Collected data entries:
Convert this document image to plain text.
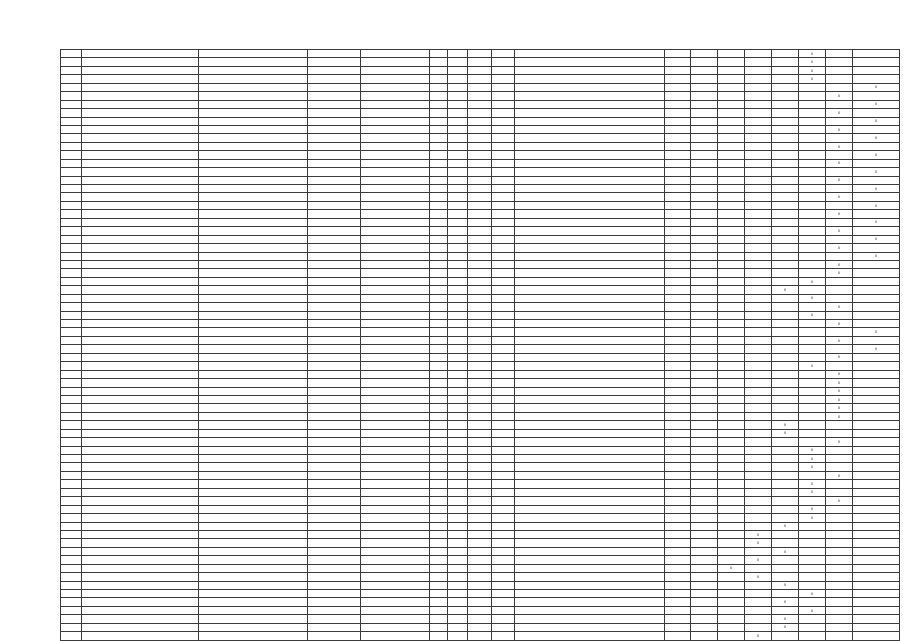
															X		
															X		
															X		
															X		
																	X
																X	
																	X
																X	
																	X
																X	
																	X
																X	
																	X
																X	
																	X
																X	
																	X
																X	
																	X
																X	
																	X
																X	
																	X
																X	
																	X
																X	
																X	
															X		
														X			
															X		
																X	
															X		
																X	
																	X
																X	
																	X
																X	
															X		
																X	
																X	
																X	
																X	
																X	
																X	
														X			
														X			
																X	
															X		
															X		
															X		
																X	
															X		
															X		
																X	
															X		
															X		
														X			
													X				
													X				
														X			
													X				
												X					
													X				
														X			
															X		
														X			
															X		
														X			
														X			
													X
---
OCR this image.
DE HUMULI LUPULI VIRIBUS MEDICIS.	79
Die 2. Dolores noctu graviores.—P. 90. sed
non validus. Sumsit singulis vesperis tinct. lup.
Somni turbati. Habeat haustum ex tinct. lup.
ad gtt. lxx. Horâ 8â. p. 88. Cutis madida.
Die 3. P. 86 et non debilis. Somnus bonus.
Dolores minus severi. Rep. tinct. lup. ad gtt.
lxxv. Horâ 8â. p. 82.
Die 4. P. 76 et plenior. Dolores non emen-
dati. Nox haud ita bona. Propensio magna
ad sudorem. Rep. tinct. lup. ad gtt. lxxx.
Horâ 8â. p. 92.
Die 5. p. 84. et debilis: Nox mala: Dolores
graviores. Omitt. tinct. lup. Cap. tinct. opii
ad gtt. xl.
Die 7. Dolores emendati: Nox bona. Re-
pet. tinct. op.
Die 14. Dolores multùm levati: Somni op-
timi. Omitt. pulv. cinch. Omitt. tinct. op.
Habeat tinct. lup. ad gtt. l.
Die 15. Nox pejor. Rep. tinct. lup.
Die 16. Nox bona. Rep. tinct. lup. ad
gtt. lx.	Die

§ **Directions for this task**: Looking at the records above, say how many lines hold the string "Dolores". Write nothing but the number.

§ **Exercise solution**: 6